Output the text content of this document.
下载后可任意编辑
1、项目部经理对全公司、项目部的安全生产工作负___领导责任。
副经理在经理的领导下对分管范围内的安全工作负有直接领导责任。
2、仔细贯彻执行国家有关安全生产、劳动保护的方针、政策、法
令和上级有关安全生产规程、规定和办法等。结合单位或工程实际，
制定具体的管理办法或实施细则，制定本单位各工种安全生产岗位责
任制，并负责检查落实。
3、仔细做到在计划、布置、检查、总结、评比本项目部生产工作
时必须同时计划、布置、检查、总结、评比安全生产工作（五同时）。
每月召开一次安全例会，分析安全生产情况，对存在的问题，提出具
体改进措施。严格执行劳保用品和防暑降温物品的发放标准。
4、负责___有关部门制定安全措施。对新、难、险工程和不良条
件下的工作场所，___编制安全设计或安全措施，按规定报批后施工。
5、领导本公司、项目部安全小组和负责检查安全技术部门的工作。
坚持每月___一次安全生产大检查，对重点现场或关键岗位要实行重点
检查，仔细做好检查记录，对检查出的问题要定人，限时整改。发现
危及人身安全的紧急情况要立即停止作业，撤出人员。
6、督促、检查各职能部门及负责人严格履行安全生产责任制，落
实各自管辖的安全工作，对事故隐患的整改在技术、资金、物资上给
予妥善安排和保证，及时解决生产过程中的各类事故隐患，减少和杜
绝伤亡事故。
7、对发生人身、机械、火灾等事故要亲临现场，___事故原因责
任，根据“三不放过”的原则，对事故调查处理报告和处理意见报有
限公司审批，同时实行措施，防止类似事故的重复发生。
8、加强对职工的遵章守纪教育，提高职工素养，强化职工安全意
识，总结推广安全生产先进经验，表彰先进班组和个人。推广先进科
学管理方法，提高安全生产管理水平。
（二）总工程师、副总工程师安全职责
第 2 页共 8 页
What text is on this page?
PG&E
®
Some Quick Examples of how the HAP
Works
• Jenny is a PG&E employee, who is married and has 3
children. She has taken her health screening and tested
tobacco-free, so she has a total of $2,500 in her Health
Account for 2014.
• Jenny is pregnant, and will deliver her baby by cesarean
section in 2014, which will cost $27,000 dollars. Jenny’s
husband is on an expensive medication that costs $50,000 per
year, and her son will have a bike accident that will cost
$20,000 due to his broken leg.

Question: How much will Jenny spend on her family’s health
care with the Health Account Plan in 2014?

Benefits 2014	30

══════════

→ **TASK**
Return all of the above records exactly, leaving no line out.

→ **THE RESPONSE**
Output the text content of this document.
下载后可任意编辑
1、项目部经理对全公司、项目部的安全生产工作负___领导责任。
副经理在经理的领导下对分管范围内的安全工作负有直接领导责任。
2、仔细贯彻执行国家有关安全生产、劳动保护的方针、政策、法
令和上级有关安全生产规程、规定和办法等。结合单位或工程实际，
制定具体的管理办法或实施细则，制定本单位各工种安全生产岗位责
任制，并负责检查落实。
3、仔细做到在计划、布置、检查、总结、评比本项目部生产工作
时必须同时计划、布置、检查、总结、评比安全生产工作（五同时）。
每月召开一次安全例会，分析安全生产情况，对存在的问题，提出具
体改进措施。严格执行劳保用品和防暑降温物品的发放标准。
4、负责___有关部门制定安全措施。对新、难、险工程和不良条
件下的工作场所，___编制安全设计或安全措施，按规定报批后施工。
5、领导本公司、项目部安全小组和负责检查安全技术部门的工作。
坚持每月___一次安全生产大检查，对重点现场或关键岗位要实行重点
检查，仔细做好检查记录，对检查出的问题要定人，限时整改。发现
危及人身安全的紧急情况要立即停止作业，撤出人员。
6、督促、检查各职能部门及负责人严格履行安全生产责任制，落
实各自管辖的安全工作，对事故隐患的整改在技术、资金、物资上给
予妥善安排和保证，及时解决生产过程中的各类事故隐患，减少和杜
绝伤亡事故。
7、对发生人身、机械、火灾等事故要亲临现场，___事故原因责
任，根据“三不放过”的原则，对事故调查处理报告和处理意见报有
限公司审批，同时实行措施，防止类似事故的重复发生。
8、加强对职工的遵章守纪教育，提高职工素养，强化职工安全意
识，总结推广安全生产先进经验，表彰先进班组和个人。推广先进科
学管理方法，提高安全生产管理水平。
（二）总工程师、副总工程师安全职责
第 2 页共 8 页
What text is on this page?
PG&E
®
Some Quick Examples of how the HAP
Works
• Jenny is a PG&E employee, who is married and has 3
children. She has taken her health screening and tested
tobacco-free, so she has a total of $2,500 in her Health
Account for 2014.
• Jenny is pregnant, and will deliver her baby by cesarean
section in 2014, which will cost $27,000 dollars. Jenny’s
husband is on an expensive medication that costs $50,000 per
year, and her son will have a bike accident that will cost
$20,000 due to his broken leg.

Question: How much will Jenny spend on her family’s health
care with the Health Account Plan in 2014?

Benefits 2014	30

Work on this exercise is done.